Task objective: Reproduce every entry exactly.

Extracted data entries
+--

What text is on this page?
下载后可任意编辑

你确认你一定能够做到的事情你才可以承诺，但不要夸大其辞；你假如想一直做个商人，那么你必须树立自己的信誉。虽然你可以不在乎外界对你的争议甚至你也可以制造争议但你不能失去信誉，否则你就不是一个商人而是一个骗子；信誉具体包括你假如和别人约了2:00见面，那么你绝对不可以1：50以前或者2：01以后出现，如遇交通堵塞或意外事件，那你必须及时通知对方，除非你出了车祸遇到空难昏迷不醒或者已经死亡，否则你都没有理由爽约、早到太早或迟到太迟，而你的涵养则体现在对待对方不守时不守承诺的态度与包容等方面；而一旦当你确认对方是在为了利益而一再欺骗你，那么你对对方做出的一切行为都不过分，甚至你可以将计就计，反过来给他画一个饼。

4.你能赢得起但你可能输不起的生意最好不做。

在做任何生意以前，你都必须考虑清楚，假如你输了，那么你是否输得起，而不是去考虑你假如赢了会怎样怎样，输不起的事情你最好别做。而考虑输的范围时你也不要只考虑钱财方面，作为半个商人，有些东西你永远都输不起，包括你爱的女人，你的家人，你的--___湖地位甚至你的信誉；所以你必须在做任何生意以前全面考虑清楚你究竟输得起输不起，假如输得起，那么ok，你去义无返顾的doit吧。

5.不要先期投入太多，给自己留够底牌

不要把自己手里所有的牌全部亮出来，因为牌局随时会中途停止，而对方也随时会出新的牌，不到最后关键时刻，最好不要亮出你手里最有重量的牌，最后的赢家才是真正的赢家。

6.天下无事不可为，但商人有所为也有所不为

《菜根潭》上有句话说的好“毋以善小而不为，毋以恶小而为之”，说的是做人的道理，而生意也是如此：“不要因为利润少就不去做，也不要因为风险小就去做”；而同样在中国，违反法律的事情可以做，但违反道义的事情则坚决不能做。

+--

Solution to the problem:
What text is on this page?
下载后可任意编辑

你确认你一定能够做到的事情你才可以承诺，但不要夸大其辞；你假如想一直做个商人，那么你必须树立自己的信誉。虽然你可以不在乎外界对你的争议甚至你也可以制造争议但你不能失去信誉，否则你就不是一个商人而是一个骗子；信誉具体包括你假如和别人约了2:00见面，那么你绝对不可以1：50以前或者2：01以后出现，如遇交通堵塞或意外事件，那你必须及时通知对方，除非你出了车祸遇到空难昏迷不醒或者已经死亡，否则你都没有理由爽约、早到太早或迟到太迟，而你的涵养则体现在对待对方不守时不守承诺的态度与包容等方面；而一旦当你确认对方是在为了利益而一再欺骗你，那么你对对方做出的一切行为都不过分，甚至你可以将计就计，反过来给他画一个饼。

4.你能赢得起但你可能输不起的生意最好不做。

在做任何生意以前，你都必须考虑清楚，假如你输了，那么你是否输得起，而不是去考虑你假如赢了会怎样怎样，输不起的事情你最好别做。而考虑输的范围时你也不要只考虑钱财方面，作为半个商人，有些东西你永远都输不起，包括你爱的女人，你的家人，你的--___湖地位甚至你的信誉；所以你必须在做任何生意以前全面考虑清楚你究竟输得起输不起，假如输得起，那么ok，你去义无返顾的doit吧。

5.不要先期投入太多，给自己留够底牌

不要把自己手里所有的牌全部亮出来，因为牌局随时会中途停止，而对方也随时会出新的牌，不到最后关键时刻，最好不要亮出你手里最有重量的牌，最后的赢家才是真正的赢家。

6.天下无事不可为，但商人有所为也有所不为

《菜根潭》上有句话说的好“毋以善小而不为，毋以恶小而为之”，说的是做人的道理，而生意也是如此：“不要因为利润少就不去做，也不要因为风险小就去做”；而同样在中国，违反法律的事情可以做，但违反道义的事情则坚决不能做。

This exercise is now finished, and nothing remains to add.